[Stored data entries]
━━━━━━━━━━━━━━━━

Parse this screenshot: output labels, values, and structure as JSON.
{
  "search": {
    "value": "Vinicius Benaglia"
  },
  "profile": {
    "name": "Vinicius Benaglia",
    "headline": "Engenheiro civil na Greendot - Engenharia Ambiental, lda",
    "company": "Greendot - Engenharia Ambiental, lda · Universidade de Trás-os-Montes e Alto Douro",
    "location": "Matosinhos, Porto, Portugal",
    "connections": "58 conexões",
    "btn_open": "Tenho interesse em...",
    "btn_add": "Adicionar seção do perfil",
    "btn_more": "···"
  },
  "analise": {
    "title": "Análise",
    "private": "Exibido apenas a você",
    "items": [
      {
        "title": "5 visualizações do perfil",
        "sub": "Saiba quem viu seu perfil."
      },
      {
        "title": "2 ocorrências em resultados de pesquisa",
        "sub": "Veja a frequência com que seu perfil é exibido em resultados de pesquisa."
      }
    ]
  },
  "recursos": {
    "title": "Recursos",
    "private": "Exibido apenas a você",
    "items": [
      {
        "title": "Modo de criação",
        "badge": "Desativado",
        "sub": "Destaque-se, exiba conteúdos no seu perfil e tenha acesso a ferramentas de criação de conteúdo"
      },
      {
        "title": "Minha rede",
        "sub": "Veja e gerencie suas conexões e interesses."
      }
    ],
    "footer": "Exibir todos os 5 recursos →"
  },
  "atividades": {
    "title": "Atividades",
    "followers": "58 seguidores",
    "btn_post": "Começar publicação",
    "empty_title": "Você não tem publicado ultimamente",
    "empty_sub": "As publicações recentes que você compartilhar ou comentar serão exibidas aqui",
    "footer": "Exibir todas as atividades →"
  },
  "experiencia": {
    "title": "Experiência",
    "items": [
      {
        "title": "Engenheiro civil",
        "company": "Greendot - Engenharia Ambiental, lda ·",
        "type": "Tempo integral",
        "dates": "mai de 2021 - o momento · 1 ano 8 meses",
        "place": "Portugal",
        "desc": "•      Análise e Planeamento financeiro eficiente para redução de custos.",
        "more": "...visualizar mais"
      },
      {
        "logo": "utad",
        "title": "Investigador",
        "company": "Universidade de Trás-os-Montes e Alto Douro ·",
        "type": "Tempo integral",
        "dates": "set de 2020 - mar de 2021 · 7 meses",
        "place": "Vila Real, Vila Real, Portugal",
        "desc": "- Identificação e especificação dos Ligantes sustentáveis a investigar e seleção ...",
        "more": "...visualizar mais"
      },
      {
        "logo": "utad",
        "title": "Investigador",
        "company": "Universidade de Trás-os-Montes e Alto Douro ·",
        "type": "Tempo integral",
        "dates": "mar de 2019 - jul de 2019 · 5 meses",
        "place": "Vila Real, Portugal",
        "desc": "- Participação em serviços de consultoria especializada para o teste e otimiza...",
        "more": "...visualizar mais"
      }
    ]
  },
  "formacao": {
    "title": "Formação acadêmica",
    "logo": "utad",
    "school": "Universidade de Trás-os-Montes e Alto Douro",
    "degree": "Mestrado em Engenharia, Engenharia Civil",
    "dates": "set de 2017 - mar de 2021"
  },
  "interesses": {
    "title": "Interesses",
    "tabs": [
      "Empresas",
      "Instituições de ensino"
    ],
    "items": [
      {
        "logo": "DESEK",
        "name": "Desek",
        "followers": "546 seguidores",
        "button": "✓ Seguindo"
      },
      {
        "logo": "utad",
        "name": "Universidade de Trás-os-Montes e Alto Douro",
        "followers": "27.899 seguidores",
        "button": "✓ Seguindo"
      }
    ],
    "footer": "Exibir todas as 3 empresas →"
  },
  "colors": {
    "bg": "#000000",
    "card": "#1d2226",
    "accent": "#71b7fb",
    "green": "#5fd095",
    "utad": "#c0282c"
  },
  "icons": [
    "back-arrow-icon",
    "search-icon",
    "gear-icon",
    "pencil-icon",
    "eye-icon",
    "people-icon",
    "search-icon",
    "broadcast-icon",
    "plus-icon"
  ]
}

━━━━━━━━━━━━━━━━

Reproduce every entry shown above, precisely as it stands.

* [Response to this exercise]:
Parse this screenshot: output labels, values, and structure as JSON.
{
  "search": {
    "value": "Vinicius Benaglia"
  },
  "profile": {
    "name": "Vinicius Benaglia",
    "headline": "Engenheiro civil na Greendot - Engenharia Ambiental, lda",
    "company": "Greendot - Engenharia Ambiental, lda · Universidade de Trás-os-Montes e Alto Douro",
    "location": "Matosinhos, Porto, Portugal",
    "connections": "58 conexões",
    "btn_open": "Tenho interesse em...",
    "btn_add": "Adicionar seção do perfil",
    "btn_more": "···"
  },
  "analise": {
    "title": "Análise",
    "private": "Exibido apenas a você",
    "items": [
      {
        "title": "5 visualizações do perfil",
        "sub": "Saiba quem viu seu perfil."
      },
      {
        "title": "2 ocorrências em resultados de pesquisa",
        "sub": "Veja a frequência com que seu perfil é exibido em resultados de pesquisa."
      }
    ]
  },
  "recursos": {
    "title": "Recursos",
    "private": "Exibido apenas a você",
    "items": [
      {
        "title": "Modo de criação",
        "badge": "Desativado",
        "sub": "Destaque-se, exiba conteúdos no seu perfil e tenha acesso a ferramentas de criação de conteúdo"
      },
      {
        "title": "Minha rede",
        "sub": "Veja e gerencie suas conexões e interesses."
      }
    ],
    "footer": "Exibir todos os 5 recursos →"
  },
  "atividades": {
    "title": "Atividades",
    "followers": "58 seguidores",
    "btn_post": "Começar publicação",
    "empty_title": "Você não tem publicado ultimamente",
    "empty_sub": "As publicações recentes que você compartilhar ou comentar serão exibidas aqui",
    "footer": "Exibir todas as atividades →"
  },
  "experiencia": {
    "title": "Experiência",
    "items": [
      {
        "title": "Engenheiro civil",
        "company": "Greendot - Engenharia Ambiental, lda ·",
        "type": "Tempo integral",
        "dates": "mai de 2021 - o momento · 1 ano 8 meses",
        "place": "Portugal",
        "desc": "•      Análise e Planeamento financeiro eficiente para redução de custos.",
        "more": "...visualizar mais"
      },
      {
        "logo": "utad",
        "title": "Investigador",
        "company": "Universidade de Trás-os-Montes e Alto Douro ·",
        "type": "Tempo integral",
        "dates": "set de 2020 - mar de 2021 · 7 meses",
        "place": "Vila Real, Vila Real, Portugal",
        "desc": "- Identificação e especificação dos Ligantes sustentáveis a investigar e seleção ...",
        "more": "...visualizar mais"
      },
      {
        "logo": "utad",
        "title": "Investigador",
        "company": "Universidade de Trás-os-Montes e Alto Douro ·",
        "type": "Tempo integral",
        "dates": "mar de 2019 - jul de 2019 · 5 meses",
        "place": "Vila Real, Portugal",
        "desc": "- Participação em serviços de consultoria especializada para o teste e otimiza...",
        "more": "...visualizar mais"
      }
    ]
  },
  "formacao": {
    "title": "Formação acadêmica",
    "logo": "utad",
    "school": "Universidade de Trás-os-Montes e Alto Douro",
    "degree": "Mestrado em Engenharia, Engenharia Civil",
    "dates": "set de 2017 - mar de 2021"
  },
  "interesses": {
    "title": "Interesses",
    "tabs": [
      "Empresas",
      "Instituições de ensino"
    ],
    "items": [
      {
        "logo": "DESEK",
        "name": "Desek",
        "followers": "546 seguidores",
        "button": "✓ Seguindo"
      },
      {
        "logo": "utad",
        "name": "Universidade de Trás-os-Montes e Alto Douro",
        "followers": "27.899 seguidores",
        "button": "✓ Seguindo"
      }
    ],
    "footer": "Exibir todas as 3 empresas →"
  },
  "colors": {
    "bg": "#000000",
    "card": "#1d2226",
    "accent": "#71b7fb",
    "green": "#5fd095",
    "utad": "#c0282c"
  },
  "icons": [
    "back-arrow-icon",
    "search-icon",
    "gear-icon",
    "pencil-icon",
    "eye-icon",
    "people-icon",
    "search-icon",
    "broadcast-icon",
    "plus-icon"
  ]
}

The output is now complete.